--- Begin EXERCISE MATERIALS ---

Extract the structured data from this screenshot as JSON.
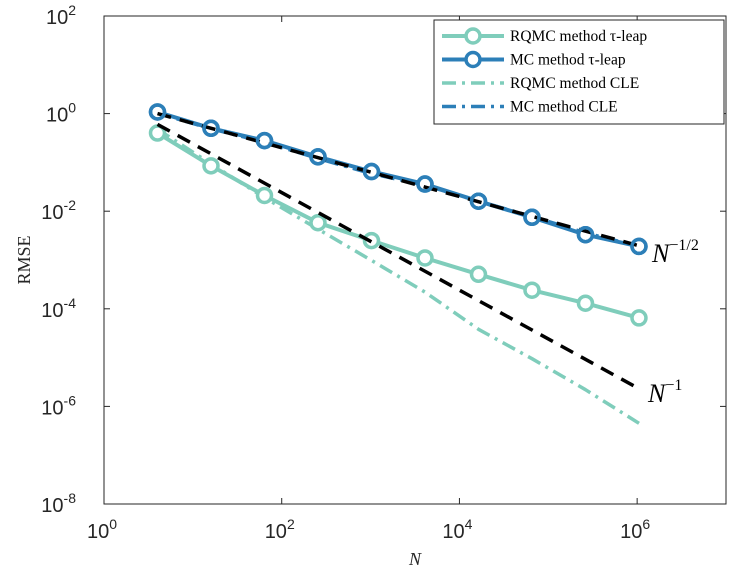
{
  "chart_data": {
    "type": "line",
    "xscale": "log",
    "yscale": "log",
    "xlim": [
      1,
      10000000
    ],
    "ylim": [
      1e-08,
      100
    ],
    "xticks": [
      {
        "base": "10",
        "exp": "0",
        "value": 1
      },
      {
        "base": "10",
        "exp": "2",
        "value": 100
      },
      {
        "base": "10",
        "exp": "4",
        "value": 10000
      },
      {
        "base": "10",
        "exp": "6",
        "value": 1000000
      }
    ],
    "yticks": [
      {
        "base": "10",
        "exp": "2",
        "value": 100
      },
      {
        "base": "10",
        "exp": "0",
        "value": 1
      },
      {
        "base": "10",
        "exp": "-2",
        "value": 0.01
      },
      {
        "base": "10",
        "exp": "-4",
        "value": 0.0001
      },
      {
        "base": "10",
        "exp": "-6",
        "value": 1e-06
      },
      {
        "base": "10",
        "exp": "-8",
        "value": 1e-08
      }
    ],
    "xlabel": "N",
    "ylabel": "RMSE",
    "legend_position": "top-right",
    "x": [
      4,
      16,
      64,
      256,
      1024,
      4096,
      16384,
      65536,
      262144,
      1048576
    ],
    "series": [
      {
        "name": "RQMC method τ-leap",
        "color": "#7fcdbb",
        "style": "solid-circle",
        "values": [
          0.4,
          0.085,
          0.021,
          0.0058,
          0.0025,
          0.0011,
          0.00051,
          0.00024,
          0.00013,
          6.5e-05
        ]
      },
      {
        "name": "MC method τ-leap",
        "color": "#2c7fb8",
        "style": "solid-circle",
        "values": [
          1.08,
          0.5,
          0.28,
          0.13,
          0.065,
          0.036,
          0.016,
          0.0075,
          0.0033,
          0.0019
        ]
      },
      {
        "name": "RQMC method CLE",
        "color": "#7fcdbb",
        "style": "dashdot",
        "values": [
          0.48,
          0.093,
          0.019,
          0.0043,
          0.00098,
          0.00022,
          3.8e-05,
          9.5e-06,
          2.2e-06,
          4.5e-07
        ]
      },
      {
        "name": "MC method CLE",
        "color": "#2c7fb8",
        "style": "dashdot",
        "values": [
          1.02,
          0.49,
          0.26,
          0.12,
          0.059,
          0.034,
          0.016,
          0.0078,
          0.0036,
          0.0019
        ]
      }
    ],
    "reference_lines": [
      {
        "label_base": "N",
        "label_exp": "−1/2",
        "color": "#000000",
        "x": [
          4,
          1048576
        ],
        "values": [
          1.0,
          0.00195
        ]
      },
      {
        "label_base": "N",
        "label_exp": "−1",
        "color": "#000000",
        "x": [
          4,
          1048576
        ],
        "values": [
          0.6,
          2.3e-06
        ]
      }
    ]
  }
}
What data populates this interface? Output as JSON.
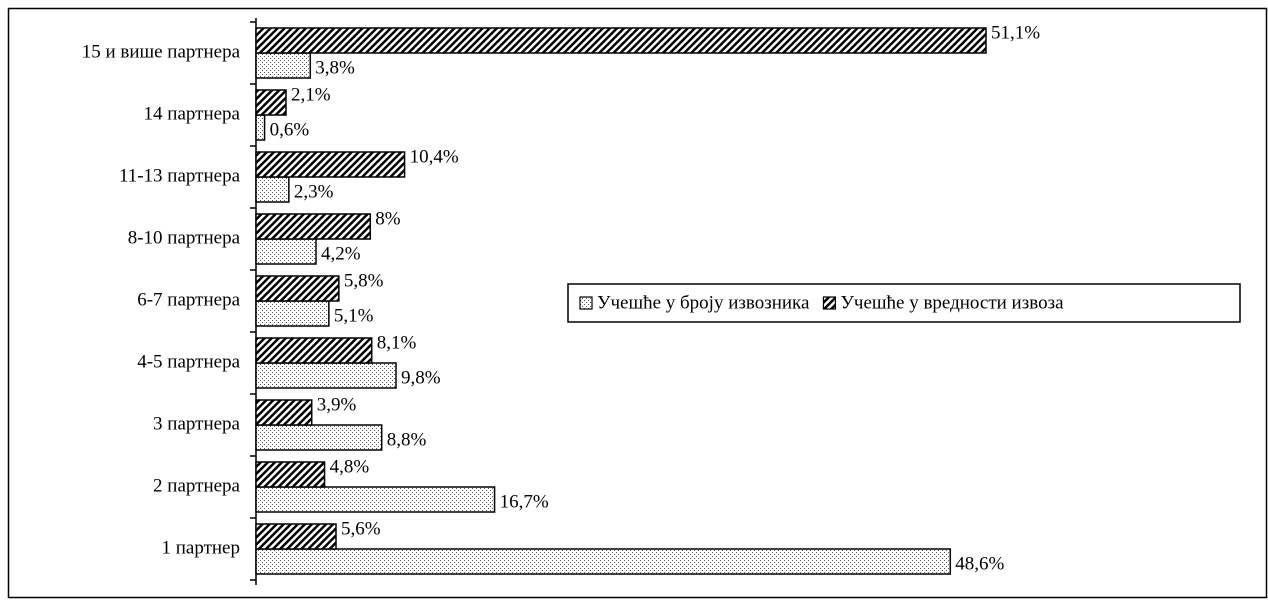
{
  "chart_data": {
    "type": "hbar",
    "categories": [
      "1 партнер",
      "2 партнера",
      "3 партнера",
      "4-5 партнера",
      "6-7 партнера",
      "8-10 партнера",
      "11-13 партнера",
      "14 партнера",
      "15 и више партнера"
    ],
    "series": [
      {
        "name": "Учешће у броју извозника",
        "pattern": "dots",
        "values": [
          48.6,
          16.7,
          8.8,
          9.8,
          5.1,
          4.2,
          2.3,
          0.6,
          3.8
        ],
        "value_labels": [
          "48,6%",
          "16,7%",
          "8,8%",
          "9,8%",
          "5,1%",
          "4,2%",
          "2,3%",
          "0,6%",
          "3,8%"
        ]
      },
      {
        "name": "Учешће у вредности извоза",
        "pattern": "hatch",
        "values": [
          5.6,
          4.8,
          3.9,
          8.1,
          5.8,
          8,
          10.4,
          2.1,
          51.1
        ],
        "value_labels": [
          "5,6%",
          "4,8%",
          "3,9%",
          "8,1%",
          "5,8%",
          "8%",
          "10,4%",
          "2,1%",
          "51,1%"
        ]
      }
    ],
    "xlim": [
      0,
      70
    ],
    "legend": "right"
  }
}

--- End EXERCISE MATERIALS ---
--- Begin EXERCISE MATERIALS ---

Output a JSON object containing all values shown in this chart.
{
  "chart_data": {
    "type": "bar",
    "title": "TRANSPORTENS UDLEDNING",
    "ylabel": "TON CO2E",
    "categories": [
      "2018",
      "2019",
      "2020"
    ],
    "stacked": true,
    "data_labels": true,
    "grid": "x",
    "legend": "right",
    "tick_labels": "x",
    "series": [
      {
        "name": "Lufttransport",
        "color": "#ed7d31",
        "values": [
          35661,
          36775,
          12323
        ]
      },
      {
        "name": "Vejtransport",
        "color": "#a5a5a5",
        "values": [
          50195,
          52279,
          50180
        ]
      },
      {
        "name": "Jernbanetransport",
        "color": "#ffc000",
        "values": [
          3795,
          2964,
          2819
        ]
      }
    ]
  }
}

--- End EXERCISE MATERIALS ---
--- Begin EXERCISE MATERIALS ---

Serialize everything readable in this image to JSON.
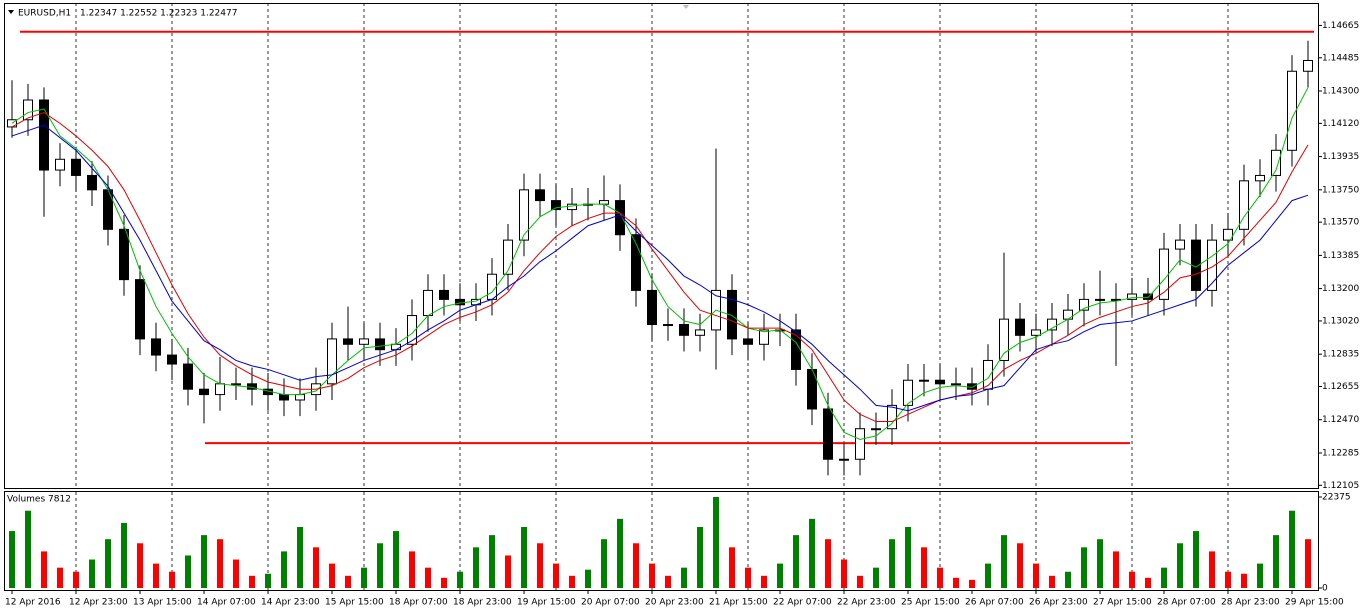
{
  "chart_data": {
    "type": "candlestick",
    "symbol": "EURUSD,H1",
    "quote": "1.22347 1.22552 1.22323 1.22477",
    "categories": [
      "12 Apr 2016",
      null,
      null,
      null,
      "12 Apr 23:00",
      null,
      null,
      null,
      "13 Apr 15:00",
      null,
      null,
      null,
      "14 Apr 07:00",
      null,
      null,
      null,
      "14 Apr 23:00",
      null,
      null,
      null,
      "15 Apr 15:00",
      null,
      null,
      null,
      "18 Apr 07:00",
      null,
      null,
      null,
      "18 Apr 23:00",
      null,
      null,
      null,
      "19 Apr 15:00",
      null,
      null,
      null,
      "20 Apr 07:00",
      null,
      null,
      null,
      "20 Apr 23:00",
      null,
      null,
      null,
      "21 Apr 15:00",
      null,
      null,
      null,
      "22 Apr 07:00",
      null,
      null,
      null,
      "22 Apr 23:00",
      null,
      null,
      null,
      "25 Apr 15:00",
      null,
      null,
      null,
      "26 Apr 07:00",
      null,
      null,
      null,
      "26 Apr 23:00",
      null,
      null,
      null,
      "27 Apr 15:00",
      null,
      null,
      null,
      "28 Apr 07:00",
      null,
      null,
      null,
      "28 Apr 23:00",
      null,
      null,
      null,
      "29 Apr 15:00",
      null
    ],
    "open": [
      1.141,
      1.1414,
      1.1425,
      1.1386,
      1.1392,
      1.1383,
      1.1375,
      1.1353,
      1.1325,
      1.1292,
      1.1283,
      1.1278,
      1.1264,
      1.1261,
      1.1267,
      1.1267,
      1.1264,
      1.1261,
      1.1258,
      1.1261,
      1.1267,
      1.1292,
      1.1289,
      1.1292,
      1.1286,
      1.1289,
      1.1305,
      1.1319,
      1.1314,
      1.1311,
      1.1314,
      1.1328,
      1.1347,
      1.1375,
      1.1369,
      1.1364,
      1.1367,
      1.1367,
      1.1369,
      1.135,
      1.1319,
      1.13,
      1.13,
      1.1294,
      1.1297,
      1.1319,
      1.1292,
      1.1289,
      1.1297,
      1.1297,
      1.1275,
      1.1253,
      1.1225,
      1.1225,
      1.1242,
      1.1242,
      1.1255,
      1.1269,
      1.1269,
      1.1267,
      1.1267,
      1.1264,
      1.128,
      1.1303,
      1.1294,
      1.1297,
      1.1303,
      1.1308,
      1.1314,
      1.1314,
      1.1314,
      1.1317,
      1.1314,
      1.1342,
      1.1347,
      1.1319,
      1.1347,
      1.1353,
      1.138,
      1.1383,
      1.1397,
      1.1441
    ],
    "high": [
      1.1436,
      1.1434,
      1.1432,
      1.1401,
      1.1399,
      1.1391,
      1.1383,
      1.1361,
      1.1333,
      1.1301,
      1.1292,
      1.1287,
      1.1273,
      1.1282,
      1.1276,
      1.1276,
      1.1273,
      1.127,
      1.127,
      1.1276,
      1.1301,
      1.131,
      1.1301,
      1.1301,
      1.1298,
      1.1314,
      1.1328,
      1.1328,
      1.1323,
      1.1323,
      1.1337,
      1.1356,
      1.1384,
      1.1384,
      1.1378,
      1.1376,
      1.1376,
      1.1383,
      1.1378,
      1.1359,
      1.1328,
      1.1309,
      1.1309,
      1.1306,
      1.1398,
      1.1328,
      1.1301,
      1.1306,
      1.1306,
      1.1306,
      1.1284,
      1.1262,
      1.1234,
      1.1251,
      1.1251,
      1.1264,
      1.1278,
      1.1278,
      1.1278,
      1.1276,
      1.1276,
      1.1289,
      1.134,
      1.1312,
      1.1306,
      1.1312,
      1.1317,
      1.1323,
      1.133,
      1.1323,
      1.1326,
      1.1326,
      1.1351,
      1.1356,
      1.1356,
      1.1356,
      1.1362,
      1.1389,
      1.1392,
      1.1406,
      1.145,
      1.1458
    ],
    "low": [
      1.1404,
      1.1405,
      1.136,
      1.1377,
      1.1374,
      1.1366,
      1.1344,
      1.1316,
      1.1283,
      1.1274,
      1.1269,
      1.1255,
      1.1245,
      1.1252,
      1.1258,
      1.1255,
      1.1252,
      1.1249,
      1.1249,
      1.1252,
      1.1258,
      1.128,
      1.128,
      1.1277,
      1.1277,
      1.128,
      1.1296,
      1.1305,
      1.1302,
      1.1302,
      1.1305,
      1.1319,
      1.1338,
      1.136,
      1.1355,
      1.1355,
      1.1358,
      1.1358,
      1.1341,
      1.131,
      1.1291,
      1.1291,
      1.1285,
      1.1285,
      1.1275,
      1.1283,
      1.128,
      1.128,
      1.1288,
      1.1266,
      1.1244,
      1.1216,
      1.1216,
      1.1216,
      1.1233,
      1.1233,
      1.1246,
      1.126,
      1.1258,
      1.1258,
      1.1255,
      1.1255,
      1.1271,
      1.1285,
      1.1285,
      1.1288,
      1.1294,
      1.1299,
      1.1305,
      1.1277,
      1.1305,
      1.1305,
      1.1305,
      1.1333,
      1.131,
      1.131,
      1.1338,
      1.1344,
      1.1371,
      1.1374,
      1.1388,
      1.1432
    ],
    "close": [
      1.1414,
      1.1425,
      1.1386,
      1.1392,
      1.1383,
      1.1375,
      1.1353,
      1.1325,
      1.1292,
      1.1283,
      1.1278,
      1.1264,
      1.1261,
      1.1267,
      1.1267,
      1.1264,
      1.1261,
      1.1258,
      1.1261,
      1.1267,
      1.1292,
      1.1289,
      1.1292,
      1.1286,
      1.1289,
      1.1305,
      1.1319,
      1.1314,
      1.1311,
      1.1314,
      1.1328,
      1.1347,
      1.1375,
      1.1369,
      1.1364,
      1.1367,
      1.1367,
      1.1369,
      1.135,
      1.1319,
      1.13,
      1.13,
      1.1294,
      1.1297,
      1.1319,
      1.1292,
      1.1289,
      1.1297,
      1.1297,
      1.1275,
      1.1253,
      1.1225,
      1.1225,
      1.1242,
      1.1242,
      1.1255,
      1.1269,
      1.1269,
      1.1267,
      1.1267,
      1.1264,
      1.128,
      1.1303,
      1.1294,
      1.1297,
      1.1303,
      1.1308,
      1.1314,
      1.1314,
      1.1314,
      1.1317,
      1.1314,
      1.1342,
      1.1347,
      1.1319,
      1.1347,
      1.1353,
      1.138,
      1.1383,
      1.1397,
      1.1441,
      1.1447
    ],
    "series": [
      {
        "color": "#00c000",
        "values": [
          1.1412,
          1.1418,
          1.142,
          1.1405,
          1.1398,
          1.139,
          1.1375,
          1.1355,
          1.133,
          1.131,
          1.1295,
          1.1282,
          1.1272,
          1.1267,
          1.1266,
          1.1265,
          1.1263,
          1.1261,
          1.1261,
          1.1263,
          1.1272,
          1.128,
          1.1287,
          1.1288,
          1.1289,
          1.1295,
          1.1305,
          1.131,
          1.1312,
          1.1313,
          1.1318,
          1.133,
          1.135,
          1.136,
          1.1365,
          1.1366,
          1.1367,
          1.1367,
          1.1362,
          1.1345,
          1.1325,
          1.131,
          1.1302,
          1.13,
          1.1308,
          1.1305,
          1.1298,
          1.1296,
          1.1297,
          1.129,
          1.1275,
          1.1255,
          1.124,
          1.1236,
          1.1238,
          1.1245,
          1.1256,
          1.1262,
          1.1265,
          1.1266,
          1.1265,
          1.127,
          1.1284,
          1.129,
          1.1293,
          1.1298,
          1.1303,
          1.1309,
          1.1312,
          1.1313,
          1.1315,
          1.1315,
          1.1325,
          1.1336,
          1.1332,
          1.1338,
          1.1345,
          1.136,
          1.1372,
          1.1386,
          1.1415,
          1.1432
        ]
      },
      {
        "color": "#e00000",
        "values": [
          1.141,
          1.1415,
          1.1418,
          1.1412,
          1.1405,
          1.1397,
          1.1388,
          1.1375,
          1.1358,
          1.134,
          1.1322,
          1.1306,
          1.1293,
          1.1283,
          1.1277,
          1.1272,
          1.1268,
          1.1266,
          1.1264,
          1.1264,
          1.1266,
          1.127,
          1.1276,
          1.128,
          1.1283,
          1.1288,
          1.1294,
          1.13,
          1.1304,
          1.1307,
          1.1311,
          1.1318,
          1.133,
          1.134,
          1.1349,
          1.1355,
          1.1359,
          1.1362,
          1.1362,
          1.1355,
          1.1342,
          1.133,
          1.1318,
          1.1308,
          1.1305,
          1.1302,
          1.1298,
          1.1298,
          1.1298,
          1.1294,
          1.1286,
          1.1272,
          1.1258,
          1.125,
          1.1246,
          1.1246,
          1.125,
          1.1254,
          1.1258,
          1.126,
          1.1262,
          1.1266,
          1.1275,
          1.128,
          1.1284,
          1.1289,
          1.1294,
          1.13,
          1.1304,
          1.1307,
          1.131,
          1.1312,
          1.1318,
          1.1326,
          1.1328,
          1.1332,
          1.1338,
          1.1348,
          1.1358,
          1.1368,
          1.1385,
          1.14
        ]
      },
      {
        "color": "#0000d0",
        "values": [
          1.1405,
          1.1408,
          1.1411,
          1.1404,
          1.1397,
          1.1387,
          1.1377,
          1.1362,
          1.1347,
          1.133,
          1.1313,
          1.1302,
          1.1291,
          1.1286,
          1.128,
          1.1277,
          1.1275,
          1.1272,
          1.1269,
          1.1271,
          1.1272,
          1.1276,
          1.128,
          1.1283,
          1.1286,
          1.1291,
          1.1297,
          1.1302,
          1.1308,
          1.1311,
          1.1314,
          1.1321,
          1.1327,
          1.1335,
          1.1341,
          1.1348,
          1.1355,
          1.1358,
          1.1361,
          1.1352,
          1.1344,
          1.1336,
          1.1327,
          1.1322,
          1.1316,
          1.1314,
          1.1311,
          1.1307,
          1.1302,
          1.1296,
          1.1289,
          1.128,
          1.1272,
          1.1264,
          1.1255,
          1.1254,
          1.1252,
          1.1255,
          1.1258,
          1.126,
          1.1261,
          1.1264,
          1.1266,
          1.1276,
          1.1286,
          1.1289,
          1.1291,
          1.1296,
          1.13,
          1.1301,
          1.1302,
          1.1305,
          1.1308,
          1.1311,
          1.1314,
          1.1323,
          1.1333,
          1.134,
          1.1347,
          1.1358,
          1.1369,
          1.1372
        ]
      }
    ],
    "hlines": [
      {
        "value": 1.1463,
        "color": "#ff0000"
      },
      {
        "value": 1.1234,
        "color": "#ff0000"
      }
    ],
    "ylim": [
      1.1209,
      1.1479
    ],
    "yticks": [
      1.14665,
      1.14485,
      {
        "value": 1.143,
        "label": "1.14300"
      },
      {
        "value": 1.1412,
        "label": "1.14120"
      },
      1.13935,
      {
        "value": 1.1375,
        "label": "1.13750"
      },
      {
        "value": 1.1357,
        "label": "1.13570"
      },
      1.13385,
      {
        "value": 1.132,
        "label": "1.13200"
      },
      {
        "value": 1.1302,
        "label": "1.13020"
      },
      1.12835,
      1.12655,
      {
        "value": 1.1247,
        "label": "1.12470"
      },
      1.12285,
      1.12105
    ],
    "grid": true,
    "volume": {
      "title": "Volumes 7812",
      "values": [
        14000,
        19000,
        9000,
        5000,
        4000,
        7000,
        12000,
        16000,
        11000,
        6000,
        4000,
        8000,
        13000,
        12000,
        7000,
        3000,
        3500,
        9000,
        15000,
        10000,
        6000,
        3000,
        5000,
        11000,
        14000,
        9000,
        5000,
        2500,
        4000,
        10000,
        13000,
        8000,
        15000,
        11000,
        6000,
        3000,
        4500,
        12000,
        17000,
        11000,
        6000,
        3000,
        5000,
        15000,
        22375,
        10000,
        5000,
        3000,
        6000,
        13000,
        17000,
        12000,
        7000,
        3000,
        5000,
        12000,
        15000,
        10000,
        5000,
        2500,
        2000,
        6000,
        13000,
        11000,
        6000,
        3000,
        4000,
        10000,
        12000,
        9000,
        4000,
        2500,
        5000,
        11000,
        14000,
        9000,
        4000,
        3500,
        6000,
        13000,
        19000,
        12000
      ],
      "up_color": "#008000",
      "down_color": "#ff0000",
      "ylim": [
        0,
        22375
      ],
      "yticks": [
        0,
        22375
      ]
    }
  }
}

--- End EXERCISE MATERIALS ---

**WHAT THE TASK REQUIRES:** Count every line in the data that contains the word "JSON", then give that count and nothing else.

**FINAL ANSWER:** 4